— Begin Input —

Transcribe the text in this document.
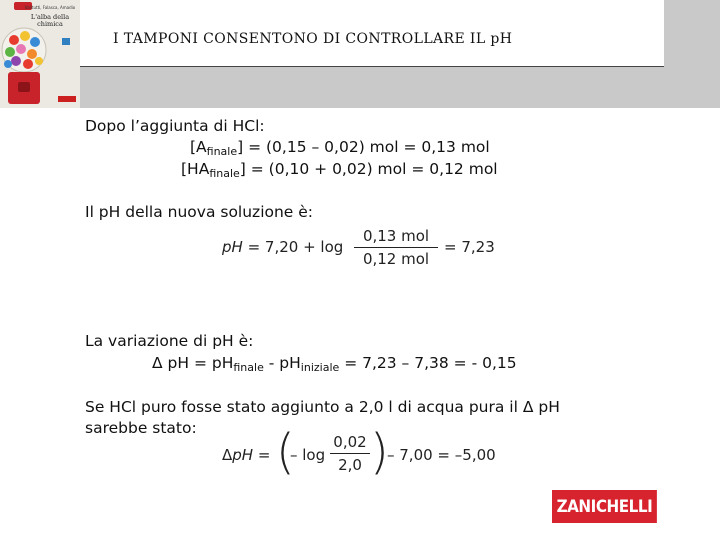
Valitutti, Falasca, Amadio
L'alba della chimica
I TAMPONI CONSENTONO DI CONTROLLARE IL pH
Dopo l’aggiunta di HCl:
[Afinale] = (0,15 – 0,02) mol = 0,13 mol
[HAfinale] = (0,10 + 0,02) mol = 0,12 mol
Il pH della nuova soluzione è:
pH = 7,20 + log
0,13 mol
0,12 mol
= 7,23
La variazione di pH è:
Δ pH = pHfinale - pHiniziale = 7,23 – 7,38 = - 0,15
Se HCl puro fosse stato aggiunto a 2,0 l di acqua pura il Δ pH
sarebbe stato:
ΔpH = (
– log
0,02
2,0 )
– 7,00 = –5,00
ZANICHELLI
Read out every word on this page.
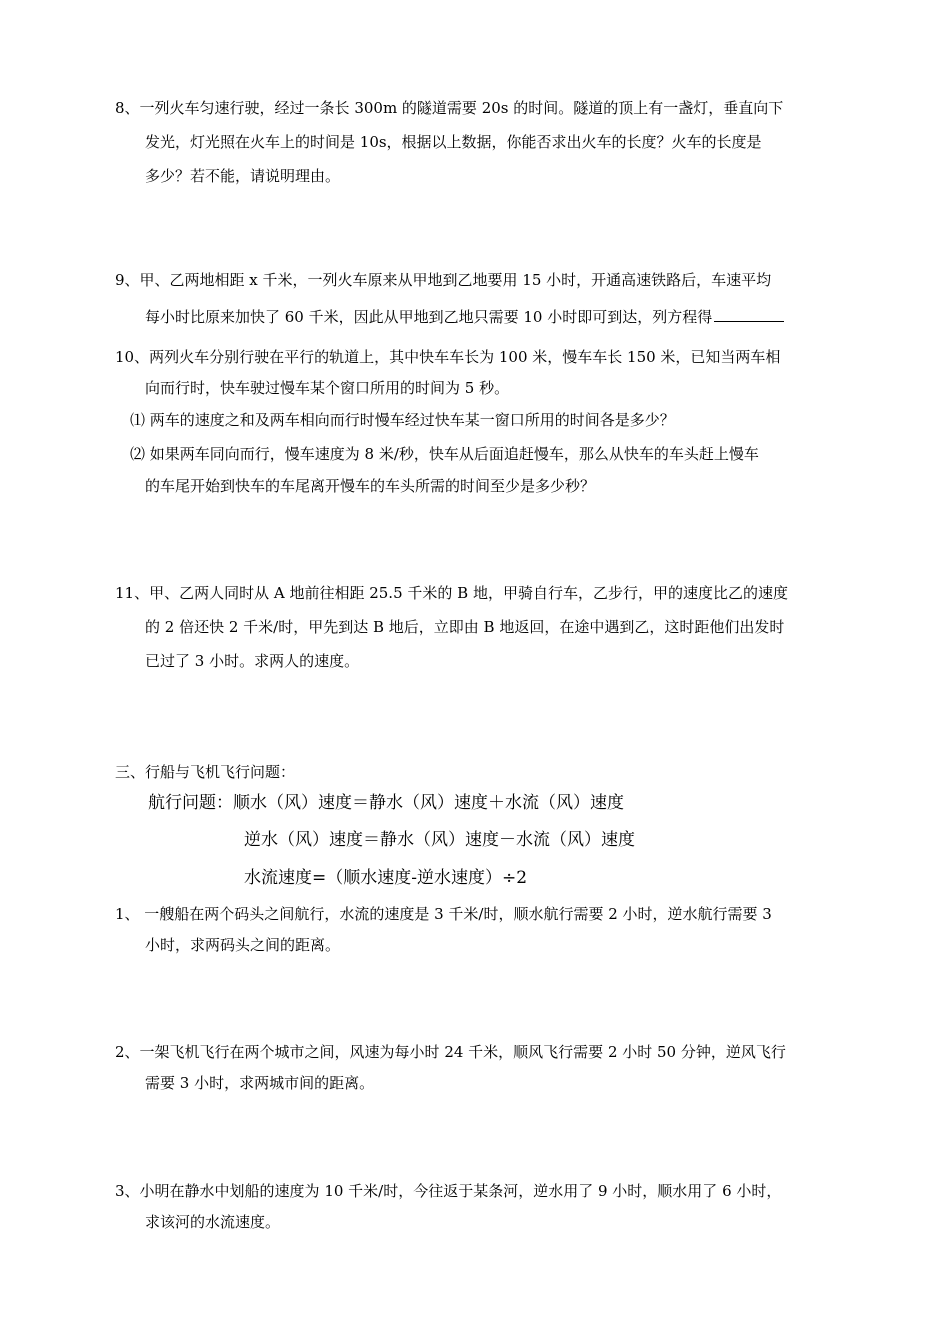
8、一列火车匀速行驶，经过一条长 300m 的隧道需要 20s 的时间。隧道的顶上有一盏灯，垂直向下
发光，灯光照在火车上的时间是 10s，根据以上数据，你能否求出火车的长度？火车的长度是
多少？若不能，请说明理由。
9、甲、乙两地相距 x 千米，一列火车原来从甲地到乙地要用 15 小时，开通高速铁路后，车速平均
每小时比原来加快了 60 千米，因此从甲地到乙地只需要 10 小时即可到达，列方程得
10、两列火车分别行驶在平行的轨道上，其中快车车长为 100 米，慢车车长 150 米，已知当两车相
向而行时，快车驶过慢车某个窗口所用的时间为 5 秒。
⑴ 两车的速度之和及两车相向而行时慢车经过快车某一窗口所用的时间各是多少？
⑵ 如果两车同向而行，慢车速度为 8 米/秒，快车从后面追赶慢车，那么从快车的车头赶上慢车
的车尾开始到快车的车尾离开慢车的车头所需的时间至少是多少秒？
11、甲、乙两人同时从 A 地前往相距 25.5 千米的 B 地，甲骑自行车，乙步行，甲的速度比乙的速度
的 2 倍还快 2 千米/时，甲先到达 B 地后，立即由 B 地返回，在途中遇到乙，这时距他们出发时
已过了 3 小时。求两人的速度。
三、行船与飞机飞行问题：
航行问题：顺水（风）速度＝静水（风）速度＋水流（风）速度
逆水（风）速度＝静水（风）速度－水流（风）速度
水流速度=（顺水速度-逆水速度）÷2
1、 一艘船在两个码头之间航行，水流的速度是 3 千米/时，顺水航行需要 2 小时，逆水航行需要 3
小时，求两码头之间的距离。
2、一架飞机飞行在两个城市之间，风速为每小时 24 千米，顺风飞行需要 2 小时 50 分钟，逆风飞行
需要 3 小时，求两城市间的距离。
3、小明在静水中划船的速度为 10 千米/时，今往返于某条河，逆水用了 9 小时，顺水用了 6 小时，
求该河的水流速度。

— End Input —

Exercise aim:
Restate the listing above word for word, and skip the pictures.

Solution to this task:
Transcribe the text in this document.
Valitutti, Falasca, Amadio
L'alba della chimica
I TAMPONI CONSENTONO DI CONTROLLARE IL pH
Dopo l’aggiunta di HCl:
[Afinale] = (0,15 – 0,02) mol = 0,13 mol
[HAfinale] = (0,10 + 0,02) mol = 0,12 mol
Il pH della nuova soluzione è:
pH = 7,20 + log
0,13 mol
0,12 mol
= 7,23
La variazione di pH è:
Δ pH = pHfinale - pHiniziale = 7,23 – 7,38 = - 0,15
Se HCl puro fosse stato aggiunto a 2,0 l di acqua pura il Δ pH
sarebbe stato:
ΔpH = (
– log
0,02
2,0 )
– 7,00 = –5,00
ZANICHELLI
Read out every word on this page.
8、一列火车匀速行驶，经过一条长 300m 的隧道需要 20s 的时间。隧道的顶上有一盏灯，垂直向下
发光，灯光照在火车上的时间是 10s，根据以上数据，你能否求出火车的长度？火车的长度是
多少？若不能，请说明理由。
9、甲、乙两地相距 x 千米，一列火车原来从甲地到乙地要用 15 小时，开通高速铁路后，车速平均
每小时比原来加快了 60 千米，因此从甲地到乙地只需要 10 小时即可到达，列方程得
10、两列火车分别行驶在平行的轨道上，其中快车车长为 100 米，慢车车长 150 米，已知当两车相
向而行时，快车驶过慢车某个窗口所用的时间为 5 秒。
⑴ 两车的速度之和及两车相向而行时慢车经过快车某一窗口所用的时间各是多少？
⑵ 如果两车同向而行，慢车速度为 8 米/秒，快车从后面追赶慢车，那么从快车的车头赶上慢车
的车尾开始到快车的车尾离开慢车的车头所需的时间至少是多少秒？
11、甲、乙两人同时从 A 地前往相距 25.5 千米的 B 地，甲骑自行车，乙步行，甲的速度比乙的速度
的 2 倍还快 2 千米/时，甲先到达 B 地后，立即由 B 地返回，在途中遇到乙，这时距他们出发时
已过了 3 小时。求两人的速度。
三、行船与飞机飞行问题：
航行问题：顺水（风）速度＝静水（风）速度＋水流（风）速度
逆水（风）速度＝静水（风）速度－水流（风）速度
水流速度=（顺水速度-逆水速度）÷2
1、 一艘船在两个码头之间航行，水流的速度是 3 千米/时，顺水航行需要 2 小时，逆水航行需要 3
小时，求两码头之间的距离。
2、一架飞机飞行在两个城市之间，风速为每小时 24 千米，顺风飞行需要 2 小时 50 分钟，逆风飞行
需要 3 小时，求两城市间的距离。
3、小明在静水中划船的速度为 10 千米/时，今往返于某条河，逆水用了 9 小时，顺水用了 6 小时，
求该河的水流速度。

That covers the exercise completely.